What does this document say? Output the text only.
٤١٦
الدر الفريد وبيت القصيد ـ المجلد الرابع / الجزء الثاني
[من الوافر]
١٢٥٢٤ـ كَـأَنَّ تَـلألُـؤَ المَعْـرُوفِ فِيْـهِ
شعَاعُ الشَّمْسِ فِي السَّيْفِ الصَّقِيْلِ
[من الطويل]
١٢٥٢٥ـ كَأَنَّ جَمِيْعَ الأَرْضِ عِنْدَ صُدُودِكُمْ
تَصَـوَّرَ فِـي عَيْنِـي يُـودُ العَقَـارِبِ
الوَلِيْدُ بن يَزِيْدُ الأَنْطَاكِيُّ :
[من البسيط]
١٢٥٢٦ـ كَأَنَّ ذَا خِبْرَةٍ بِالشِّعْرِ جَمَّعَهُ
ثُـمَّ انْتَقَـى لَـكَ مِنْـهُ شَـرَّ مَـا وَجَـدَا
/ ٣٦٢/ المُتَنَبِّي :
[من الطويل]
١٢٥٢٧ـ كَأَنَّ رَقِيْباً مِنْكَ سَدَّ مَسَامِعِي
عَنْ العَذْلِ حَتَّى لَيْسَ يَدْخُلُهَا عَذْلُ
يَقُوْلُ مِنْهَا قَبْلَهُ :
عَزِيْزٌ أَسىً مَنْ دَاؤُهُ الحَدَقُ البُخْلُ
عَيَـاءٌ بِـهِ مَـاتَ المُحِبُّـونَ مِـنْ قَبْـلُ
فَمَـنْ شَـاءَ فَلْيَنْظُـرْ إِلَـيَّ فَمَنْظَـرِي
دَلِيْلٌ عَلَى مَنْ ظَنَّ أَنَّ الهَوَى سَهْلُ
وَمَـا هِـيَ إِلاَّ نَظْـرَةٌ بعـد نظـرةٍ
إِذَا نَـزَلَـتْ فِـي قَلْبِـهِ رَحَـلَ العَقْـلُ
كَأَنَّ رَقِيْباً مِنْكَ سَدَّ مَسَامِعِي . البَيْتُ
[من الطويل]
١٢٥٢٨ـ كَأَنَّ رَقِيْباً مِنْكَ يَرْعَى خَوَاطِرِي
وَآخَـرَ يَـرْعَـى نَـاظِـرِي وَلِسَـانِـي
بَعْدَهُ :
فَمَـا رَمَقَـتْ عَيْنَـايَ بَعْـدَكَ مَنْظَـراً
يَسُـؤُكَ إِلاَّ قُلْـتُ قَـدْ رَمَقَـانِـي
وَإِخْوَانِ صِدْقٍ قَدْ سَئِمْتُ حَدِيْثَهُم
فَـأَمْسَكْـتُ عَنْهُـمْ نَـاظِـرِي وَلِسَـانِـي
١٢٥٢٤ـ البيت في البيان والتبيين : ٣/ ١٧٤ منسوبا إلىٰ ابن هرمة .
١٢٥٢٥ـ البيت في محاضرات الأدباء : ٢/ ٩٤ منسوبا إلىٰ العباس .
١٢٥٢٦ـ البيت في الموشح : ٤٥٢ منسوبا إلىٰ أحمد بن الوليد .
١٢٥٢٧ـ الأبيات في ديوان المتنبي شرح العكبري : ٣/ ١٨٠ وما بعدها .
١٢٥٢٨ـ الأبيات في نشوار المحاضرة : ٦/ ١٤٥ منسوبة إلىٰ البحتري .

◇ ◇ ◇ ◇ ◇ ◇ ◇

Take the entries and copy them out exactly.

▶ **WRITTEN RESPONSE**
What does this document say? Output the text only.
٤١٦
الدر الفريد وبيت القصيد ـ المجلد الرابع / الجزء الثاني
[من الوافر]
١٢٥٢٤ـ كَـأَنَّ تَـلألُـؤَ المَعْـرُوفِ فِيْـهِ
شعَاعُ الشَّمْسِ فِي السَّيْفِ الصَّقِيْلِ
[من الطويل]
١٢٥٢٥ـ كَأَنَّ جَمِيْعَ الأَرْضِ عِنْدَ صُدُودِكُمْ
تَصَـوَّرَ فِـي عَيْنِـي يُـودُ العَقَـارِبِ
الوَلِيْدُ بن يَزِيْدُ الأَنْطَاكِيُّ :
[من البسيط]
١٢٥٢٦ـ كَأَنَّ ذَا خِبْرَةٍ بِالشِّعْرِ جَمَّعَهُ
ثُـمَّ انْتَقَـى لَـكَ مِنْـهُ شَـرَّ مَـا وَجَـدَا
/ ٣٦٢/ المُتَنَبِّي :
[من الطويل]
١٢٥٢٧ـ كَأَنَّ رَقِيْباً مِنْكَ سَدَّ مَسَامِعِي
عَنْ العَذْلِ حَتَّى لَيْسَ يَدْخُلُهَا عَذْلُ
يَقُوْلُ مِنْهَا قَبْلَهُ :
عَزِيْزٌ أَسىً مَنْ دَاؤُهُ الحَدَقُ البُخْلُ
عَيَـاءٌ بِـهِ مَـاتَ المُحِبُّـونَ مِـنْ قَبْـلُ
فَمَـنْ شَـاءَ فَلْيَنْظُـرْ إِلَـيَّ فَمَنْظَـرِي
دَلِيْلٌ عَلَى مَنْ ظَنَّ أَنَّ الهَوَى سَهْلُ
وَمَـا هِـيَ إِلاَّ نَظْـرَةٌ بعـد نظـرةٍ
إِذَا نَـزَلَـتْ فِـي قَلْبِـهِ رَحَـلَ العَقْـلُ
كَأَنَّ رَقِيْباً مِنْكَ سَدَّ مَسَامِعِي . البَيْتُ
[من الطويل]
١٢٥٢٨ـ كَأَنَّ رَقِيْباً مِنْكَ يَرْعَى خَوَاطِرِي
وَآخَـرَ يَـرْعَـى نَـاظِـرِي وَلِسَـانِـي
بَعْدَهُ :
فَمَـا رَمَقَـتْ عَيْنَـايَ بَعْـدَكَ مَنْظَـراً
يَسُـؤُكَ إِلاَّ قُلْـتُ قَـدْ رَمَقَـانِـي
وَإِخْوَانِ صِدْقٍ قَدْ سَئِمْتُ حَدِيْثَهُم
فَـأَمْسَكْـتُ عَنْهُـمْ نَـاظِـرِي وَلِسَـانِـي
١٢٥٢٤ـ البيت في البيان والتبيين : ٣/ ١٧٤ منسوبا إلىٰ ابن هرمة .
١٢٥٢٥ـ البيت في محاضرات الأدباء : ٢/ ٩٤ منسوبا إلىٰ العباس .
١٢٥٢٦ـ البيت في الموشح : ٤٥٢ منسوبا إلىٰ أحمد بن الوليد .
١٢٥٢٧ـ الأبيات في ديوان المتنبي شرح العكبري : ٣/ ١٨٠ وما بعدها .
١٢٥٢٨ـ الأبيات في نشوار المحاضرة : ٦/ ١٤٥ منسوبة إلىٰ البحتري .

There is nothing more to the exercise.